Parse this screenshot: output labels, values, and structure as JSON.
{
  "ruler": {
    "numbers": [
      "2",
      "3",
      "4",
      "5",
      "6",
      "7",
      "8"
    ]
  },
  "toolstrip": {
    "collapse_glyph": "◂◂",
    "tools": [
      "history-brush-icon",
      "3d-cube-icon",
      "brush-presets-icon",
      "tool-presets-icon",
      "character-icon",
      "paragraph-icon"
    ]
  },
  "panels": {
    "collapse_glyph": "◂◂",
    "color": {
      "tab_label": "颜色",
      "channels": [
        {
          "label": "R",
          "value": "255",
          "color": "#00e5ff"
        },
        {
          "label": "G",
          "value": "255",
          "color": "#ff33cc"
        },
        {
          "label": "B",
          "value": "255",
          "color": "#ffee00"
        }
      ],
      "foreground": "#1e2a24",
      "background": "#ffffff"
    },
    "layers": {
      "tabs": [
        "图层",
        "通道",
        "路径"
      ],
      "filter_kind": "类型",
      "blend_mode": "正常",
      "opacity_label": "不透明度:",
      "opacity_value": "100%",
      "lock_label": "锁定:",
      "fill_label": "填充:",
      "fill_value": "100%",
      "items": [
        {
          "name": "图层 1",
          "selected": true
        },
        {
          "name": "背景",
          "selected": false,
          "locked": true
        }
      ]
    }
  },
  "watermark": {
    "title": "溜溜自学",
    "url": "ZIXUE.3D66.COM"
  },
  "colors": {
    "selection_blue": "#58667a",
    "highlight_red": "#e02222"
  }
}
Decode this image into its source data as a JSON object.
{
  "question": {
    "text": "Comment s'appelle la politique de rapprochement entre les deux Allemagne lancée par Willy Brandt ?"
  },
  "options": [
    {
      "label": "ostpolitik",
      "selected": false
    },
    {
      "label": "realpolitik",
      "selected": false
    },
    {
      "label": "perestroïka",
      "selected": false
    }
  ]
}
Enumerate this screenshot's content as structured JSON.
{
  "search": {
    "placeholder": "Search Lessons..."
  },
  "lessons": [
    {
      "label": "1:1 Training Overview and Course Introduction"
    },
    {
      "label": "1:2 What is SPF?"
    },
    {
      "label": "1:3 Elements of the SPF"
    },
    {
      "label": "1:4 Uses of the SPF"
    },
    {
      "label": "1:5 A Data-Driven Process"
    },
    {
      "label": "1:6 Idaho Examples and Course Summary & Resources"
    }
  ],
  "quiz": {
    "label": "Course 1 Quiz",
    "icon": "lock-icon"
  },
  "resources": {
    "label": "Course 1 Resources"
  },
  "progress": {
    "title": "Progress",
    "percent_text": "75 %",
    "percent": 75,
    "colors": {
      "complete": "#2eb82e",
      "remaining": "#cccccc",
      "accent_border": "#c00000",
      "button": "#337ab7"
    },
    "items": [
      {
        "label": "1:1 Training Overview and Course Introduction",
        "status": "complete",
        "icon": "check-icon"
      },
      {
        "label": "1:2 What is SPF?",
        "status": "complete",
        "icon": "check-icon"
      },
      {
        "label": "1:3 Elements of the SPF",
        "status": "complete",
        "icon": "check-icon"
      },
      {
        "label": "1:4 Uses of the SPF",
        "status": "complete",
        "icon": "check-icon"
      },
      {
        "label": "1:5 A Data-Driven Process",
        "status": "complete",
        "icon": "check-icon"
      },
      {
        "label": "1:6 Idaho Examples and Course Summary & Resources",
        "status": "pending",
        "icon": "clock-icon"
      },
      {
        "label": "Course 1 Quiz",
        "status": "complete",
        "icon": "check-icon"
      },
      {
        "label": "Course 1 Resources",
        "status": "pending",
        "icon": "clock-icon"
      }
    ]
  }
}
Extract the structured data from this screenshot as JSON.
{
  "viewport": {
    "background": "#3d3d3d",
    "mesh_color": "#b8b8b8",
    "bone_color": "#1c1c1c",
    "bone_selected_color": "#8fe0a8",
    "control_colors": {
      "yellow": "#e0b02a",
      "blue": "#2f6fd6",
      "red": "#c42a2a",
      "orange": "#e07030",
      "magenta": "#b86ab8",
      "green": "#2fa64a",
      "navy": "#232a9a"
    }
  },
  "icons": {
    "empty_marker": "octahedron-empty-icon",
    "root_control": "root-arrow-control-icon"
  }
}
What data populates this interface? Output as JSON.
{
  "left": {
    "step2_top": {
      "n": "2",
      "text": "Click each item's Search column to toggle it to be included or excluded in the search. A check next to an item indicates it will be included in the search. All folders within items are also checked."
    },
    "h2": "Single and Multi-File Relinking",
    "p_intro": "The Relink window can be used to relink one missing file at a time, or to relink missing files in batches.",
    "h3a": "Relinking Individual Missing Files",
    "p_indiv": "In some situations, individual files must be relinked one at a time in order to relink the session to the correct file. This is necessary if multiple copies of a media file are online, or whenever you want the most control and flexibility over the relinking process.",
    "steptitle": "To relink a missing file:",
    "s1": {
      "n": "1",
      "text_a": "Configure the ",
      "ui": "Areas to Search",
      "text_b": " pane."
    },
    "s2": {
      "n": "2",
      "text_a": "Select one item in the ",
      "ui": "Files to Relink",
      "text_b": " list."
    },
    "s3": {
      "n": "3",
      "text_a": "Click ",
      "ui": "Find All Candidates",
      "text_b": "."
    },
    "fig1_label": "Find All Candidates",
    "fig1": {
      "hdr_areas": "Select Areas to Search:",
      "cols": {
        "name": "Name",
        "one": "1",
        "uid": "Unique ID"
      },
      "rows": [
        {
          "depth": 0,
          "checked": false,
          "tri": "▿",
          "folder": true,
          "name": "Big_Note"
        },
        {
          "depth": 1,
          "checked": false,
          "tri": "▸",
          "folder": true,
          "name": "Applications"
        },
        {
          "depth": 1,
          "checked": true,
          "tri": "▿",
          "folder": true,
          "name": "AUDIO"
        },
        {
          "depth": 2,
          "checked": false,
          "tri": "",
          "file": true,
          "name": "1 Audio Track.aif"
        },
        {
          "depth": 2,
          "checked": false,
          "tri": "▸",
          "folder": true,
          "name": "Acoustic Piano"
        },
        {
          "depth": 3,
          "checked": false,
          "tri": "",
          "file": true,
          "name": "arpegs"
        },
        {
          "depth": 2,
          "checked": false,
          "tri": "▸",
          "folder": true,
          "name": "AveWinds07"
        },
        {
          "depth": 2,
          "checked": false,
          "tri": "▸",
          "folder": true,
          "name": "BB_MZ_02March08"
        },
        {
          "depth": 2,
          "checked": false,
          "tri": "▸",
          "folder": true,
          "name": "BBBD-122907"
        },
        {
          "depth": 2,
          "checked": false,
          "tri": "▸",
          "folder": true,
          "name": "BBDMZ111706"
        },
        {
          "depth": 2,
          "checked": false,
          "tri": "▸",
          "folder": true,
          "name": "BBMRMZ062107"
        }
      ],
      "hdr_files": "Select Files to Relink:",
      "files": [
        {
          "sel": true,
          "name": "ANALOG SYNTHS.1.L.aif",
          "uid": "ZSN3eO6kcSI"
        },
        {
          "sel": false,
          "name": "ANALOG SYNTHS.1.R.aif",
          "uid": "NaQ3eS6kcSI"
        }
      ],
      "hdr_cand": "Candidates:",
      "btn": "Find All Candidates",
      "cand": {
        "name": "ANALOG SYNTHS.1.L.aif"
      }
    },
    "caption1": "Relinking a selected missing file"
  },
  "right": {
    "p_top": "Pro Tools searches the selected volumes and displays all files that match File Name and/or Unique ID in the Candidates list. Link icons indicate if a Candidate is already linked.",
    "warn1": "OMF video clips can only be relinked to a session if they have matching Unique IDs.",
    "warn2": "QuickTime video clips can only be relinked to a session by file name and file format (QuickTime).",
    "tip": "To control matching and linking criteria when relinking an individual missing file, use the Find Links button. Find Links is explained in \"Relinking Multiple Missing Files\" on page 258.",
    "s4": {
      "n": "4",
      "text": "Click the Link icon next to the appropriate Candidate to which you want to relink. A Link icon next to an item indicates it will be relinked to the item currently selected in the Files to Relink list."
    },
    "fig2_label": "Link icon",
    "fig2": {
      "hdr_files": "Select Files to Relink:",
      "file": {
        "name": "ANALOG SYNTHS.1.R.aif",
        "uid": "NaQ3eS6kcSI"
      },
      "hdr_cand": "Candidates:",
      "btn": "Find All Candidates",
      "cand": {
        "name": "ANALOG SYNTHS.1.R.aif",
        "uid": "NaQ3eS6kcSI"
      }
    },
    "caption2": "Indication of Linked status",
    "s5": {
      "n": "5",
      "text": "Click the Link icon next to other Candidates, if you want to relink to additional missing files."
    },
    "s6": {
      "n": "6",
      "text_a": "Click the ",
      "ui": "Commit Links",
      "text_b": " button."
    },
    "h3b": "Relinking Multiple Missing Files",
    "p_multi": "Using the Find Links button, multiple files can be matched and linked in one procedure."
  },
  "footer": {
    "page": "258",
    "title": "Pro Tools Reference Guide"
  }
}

» STATED TASK: Search the entries for the word "matching" and pick out every line that holds it.

» FINISHED ANSWER:
    "warn1": "OMF video clips can only be relinked to a session if they have matching Unique IDs.",
    "tip": "To control matching and linking criteria when relinking an individual missing file, use the Find Links button. Find Links is explained in \"Relinking Multiple Missing Files\" on page 258.",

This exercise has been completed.